YOUR INSTRUCTIONS: Every entry must be duplicated precisely as written.

EXTRACTED DATA:
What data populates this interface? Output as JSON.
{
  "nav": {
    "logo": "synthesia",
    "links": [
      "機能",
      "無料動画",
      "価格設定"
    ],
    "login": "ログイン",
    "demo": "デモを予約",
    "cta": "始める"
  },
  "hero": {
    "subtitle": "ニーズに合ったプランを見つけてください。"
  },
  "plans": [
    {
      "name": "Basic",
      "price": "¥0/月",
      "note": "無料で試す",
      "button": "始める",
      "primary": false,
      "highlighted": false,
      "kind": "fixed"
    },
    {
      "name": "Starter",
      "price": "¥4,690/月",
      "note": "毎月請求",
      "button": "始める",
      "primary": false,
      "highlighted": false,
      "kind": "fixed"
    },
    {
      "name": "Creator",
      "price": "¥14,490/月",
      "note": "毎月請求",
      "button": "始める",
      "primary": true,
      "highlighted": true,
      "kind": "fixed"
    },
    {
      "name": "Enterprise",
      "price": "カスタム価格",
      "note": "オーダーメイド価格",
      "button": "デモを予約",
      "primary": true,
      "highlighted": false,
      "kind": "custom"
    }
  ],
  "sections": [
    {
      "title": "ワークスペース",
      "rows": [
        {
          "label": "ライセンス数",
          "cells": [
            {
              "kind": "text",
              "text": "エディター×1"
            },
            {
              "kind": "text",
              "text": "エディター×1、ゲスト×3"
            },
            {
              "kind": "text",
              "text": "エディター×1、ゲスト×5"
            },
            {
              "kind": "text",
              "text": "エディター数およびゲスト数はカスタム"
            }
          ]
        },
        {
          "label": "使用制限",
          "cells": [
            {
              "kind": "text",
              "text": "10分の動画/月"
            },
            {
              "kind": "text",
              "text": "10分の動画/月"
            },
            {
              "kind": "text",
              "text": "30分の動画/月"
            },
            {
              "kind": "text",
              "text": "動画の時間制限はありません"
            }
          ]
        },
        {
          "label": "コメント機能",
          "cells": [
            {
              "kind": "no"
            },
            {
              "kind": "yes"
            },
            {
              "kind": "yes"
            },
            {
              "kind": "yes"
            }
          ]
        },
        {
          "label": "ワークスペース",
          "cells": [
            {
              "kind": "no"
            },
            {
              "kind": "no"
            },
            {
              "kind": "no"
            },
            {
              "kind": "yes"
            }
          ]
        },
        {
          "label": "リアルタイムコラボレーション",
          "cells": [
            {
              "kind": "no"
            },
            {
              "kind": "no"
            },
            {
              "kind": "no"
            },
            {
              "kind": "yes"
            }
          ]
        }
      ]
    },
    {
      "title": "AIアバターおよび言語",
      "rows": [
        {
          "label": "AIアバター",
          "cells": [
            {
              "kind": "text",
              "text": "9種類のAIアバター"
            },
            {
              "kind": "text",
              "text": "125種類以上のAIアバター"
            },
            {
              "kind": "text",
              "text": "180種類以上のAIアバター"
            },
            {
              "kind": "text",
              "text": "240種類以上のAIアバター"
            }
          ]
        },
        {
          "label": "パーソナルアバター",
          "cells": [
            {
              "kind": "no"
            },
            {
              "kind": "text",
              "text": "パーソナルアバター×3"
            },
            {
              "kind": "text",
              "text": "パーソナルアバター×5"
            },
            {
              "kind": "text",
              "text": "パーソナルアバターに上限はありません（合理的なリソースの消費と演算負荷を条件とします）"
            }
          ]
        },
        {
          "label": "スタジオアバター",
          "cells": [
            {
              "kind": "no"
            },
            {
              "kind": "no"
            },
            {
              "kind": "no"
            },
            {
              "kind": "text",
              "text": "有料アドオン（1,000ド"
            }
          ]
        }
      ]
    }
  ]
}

RESULT OF THIS EXERCISE:
What data populates this interface? Output as JSON.
{
  "nav": {
    "logo": "synthesia",
    "links": [
      "機能",
      "無料動画",
      "価格設定"
    ],
    "login": "ログイン",
    "demo": "デモを予約",
    "cta": "始める"
  },
  "hero": {
    "subtitle": "ニーズに合ったプランを見つけてください。"
  },
  "plans": [
    {
      "name": "Basic",
      "price": "¥0/月",
      "note": "無料で試す",
      "button": "始める",
      "primary": false,
      "highlighted": false,
      "kind": "fixed"
    },
    {
      "name": "Starter",
      "price": "¥4,690/月",
      "note": "毎月請求",
      "button": "始める",
      "primary": false,
      "highlighted": false,
      "kind": "fixed"
    },
    {
      "name": "Creator",
      "price": "¥14,490/月",
      "note": "毎月請求",
      "button": "始める",
      "primary": true,
      "highlighted": true,
      "kind": "fixed"
    },
    {
      "name": "Enterprise",
      "price": "カスタム価格",
      "note": "オーダーメイド価格",
      "button": "デモを予約",
      "primary": true,
      "highlighted": false,
      "kind": "custom"
    }
  ],
  "sections": [
    {
      "title": "ワークスペース",
      "rows": [
        {
          "label": "ライセンス数",
          "cells": [
            {
              "kind": "text",
              "text": "エディター×1"
            },
            {
              "kind": "text",
              "text": "エディター×1、ゲスト×3"
            },
            {
              "kind": "text",
              "text": "エディター×1、ゲスト×5"
            },
            {
              "kind": "text",
              "text": "エディター数およびゲスト数はカスタム"
            }
          ]
        },
        {
          "label": "使用制限",
          "cells": [
            {
              "kind": "text",
              "text": "10分の動画/月"
            },
            {
              "kind": "text",
              "text": "10分の動画/月"
            },
            {
              "kind": "text",
              "text": "30分の動画/月"
            },
            {
              "kind": "text",
              "text": "動画の時間制限はありません"
            }
          ]
        },
        {
          "label": "コメント機能",
          "cells": [
            {
              "kind": "no"
            },
            {
              "kind": "yes"
            },
            {
              "kind": "yes"
            },
            {
              "kind": "yes"
            }
          ]
        },
        {
          "label": "ワークスペース",
          "cells": [
            {
              "kind": "no"
            },
            {
              "kind": "no"
            },
            {
              "kind": "no"
            },
            {
              "kind": "yes"
            }
          ]
        },
        {
          "label": "リアルタイムコラボレーション",
          "cells": [
            {
              "kind": "no"
            },
            {
              "kind": "no"
            },
            {
              "kind": "no"
            },
            {
              "kind": "yes"
            }
          ]
        }
      ]
    },
    {
      "title": "AIアバターおよび言語",
      "rows": [
        {
          "label": "AIアバター",
          "cells": [
            {
              "kind": "text",
              "text": "9種類のAIアバター"
            },
            {
              "kind": "text",
              "text": "125種類以上のAIアバター"
            },
            {
              "kind": "text",
              "text": "180種類以上のAIアバター"
            },
            {
              "kind": "text",
              "text": "240種類以上のAIアバター"
            }
          ]
        },
        {
          "label": "パーソナルアバター",
          "cells": [
            {
              "kind": "no"
            },
            {
              "kind": "text",
              "text": "パーソナルアバター×3"
            },
            {
              "kind": "text",
              "text": "パーソナルアバター×5"
            },
            {
              "kind": "text",
              "text": "パーソナルアバターに上限はありません（合理的なリソースの消費と演算負荷を条件とします）"
            }
          ]
        },
        {
          "label": "スタジオアバター",
          "cells": [
            {
              "kind": "no"
            },
            {
              "kind": "no"
            },
            {
              "kind": "no"
            },
            {
              "kind": "text",
              "text": "有料アドオン（1,000ド"
            }
          ]
        }
      ]
    }
  ]
}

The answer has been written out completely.